● **Aim of the exercise**: Write out each record again exactly as it stands.

[Extracts from a graphics dataset]

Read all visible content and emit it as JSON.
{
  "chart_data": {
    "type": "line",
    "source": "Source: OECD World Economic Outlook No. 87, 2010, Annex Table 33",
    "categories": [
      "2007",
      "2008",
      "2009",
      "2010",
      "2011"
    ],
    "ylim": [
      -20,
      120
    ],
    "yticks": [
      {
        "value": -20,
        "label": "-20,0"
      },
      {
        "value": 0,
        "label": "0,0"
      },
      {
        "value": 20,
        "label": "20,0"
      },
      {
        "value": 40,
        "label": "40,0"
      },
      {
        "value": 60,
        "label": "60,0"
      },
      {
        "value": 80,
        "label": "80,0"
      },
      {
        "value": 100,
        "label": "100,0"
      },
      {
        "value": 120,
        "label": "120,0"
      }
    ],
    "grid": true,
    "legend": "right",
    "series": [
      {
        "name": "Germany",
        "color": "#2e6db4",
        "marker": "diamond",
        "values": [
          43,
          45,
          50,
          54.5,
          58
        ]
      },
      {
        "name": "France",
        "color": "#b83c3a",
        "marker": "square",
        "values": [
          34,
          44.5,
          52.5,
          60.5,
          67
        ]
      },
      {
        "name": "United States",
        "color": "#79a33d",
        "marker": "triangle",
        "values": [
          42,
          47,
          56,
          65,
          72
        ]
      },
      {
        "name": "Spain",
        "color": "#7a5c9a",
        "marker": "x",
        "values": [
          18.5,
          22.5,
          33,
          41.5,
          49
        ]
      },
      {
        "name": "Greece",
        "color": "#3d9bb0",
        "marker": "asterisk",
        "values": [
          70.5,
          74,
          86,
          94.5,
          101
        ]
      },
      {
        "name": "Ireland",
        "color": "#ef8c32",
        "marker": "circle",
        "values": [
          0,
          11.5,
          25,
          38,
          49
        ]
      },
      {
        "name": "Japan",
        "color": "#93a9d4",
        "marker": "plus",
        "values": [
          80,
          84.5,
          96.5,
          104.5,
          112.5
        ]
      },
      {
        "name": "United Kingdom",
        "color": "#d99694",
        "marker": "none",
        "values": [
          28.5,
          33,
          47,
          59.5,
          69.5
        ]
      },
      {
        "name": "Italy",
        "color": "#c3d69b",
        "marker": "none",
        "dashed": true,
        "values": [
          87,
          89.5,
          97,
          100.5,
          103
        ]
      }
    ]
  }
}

● **Solved problem**:
Read all visible content and emit it as JSON.
{
  "chart_data": {
    "type": "line",
    "source": "Source: OECD World Economic Outlook No. 87, 2010, Annex Table 33",
    "categories": [
      "2007",
      "2008",
      "2009",
      "2010",
      "2011"
    ],
    "ylim": [
      -20,
      120
    ],
    "yticks": [
      {
        "value": -20,
        "label": "-20,0"
      },
      {
        "value": 0,
        "label": "0,0"
      },
      {
        "value": 20,
        "label": "20,0"
      },
      {
        "value": 40,
        "label": "40,0"
      },
      {
        "value": 60,
        "label": "60,0"
      },
      {
        "value": 80,
        "label": "80,0"
      },
      {
        "value": 100,
        "label": "100,0"
      },
      {
        "value": 120,
        "label": "120,0"
      }
    ],
    "grid": true,
    "legend": "right",
    "series": [
      {
        "name": "Germany",
        "color": "#2e6db4",
        "marker": "diamond",
        "values": [
          43,
          45,
          50,
          54.5,
          58
        ]
      },
      {
        "name": "France",
        "color": "#b83c3a",
        "marker": "square",
        "values": [
          34,
          44.5,
          52.5,
          60.5,
          67
        ]
      },
      {
        "name": "United States",
        "color": "#79a33d",
        "marker": "triangle",
        "values": [
          42,
          47,
          56,
          65,
          72
        ]
      },
      {
        "name": "Spain",
        "color": "#7a5c9a",
        "marker": "x",
        "values": [
          18.5,
          22.5,
          33,
          41.5,
          49
        ]
      },
      {
        "name": "Greece",
        "color": "#3d9bb0",
        "marker": "asterisk",
        "values": [
          70.5,
          74,
          86,
          94.5,
          101
        ]
      },
      {
        "name": "Ireland",
        "color": "#ef8c32",
        "marker": "circle",
        "values": [
          0,
          11.5,
          25,
          38,
          49
        ]
      },
      {
        "name": "Japan",
        "color": "#93a9d4",
        "marker": "plus",
        "values": [
          80,
          84.5,
          96.5,
          104.5,
          112.5
        ]
      },
      {
        "name": "United Kingdom",
        "color": "#d99694",
        "marker": "none",
        "values": [
          28.5,
          33,
          47,
          59.5,
          69.5
        ]
      },
      {
        "name": "Italy",
        "color": "#c3d69b",
        "marker": "none",
        "dashed": true,
        "values": [
          87,
          89.5,
          97,
          100.5,
          103
        ]
      }
    ]
  }
}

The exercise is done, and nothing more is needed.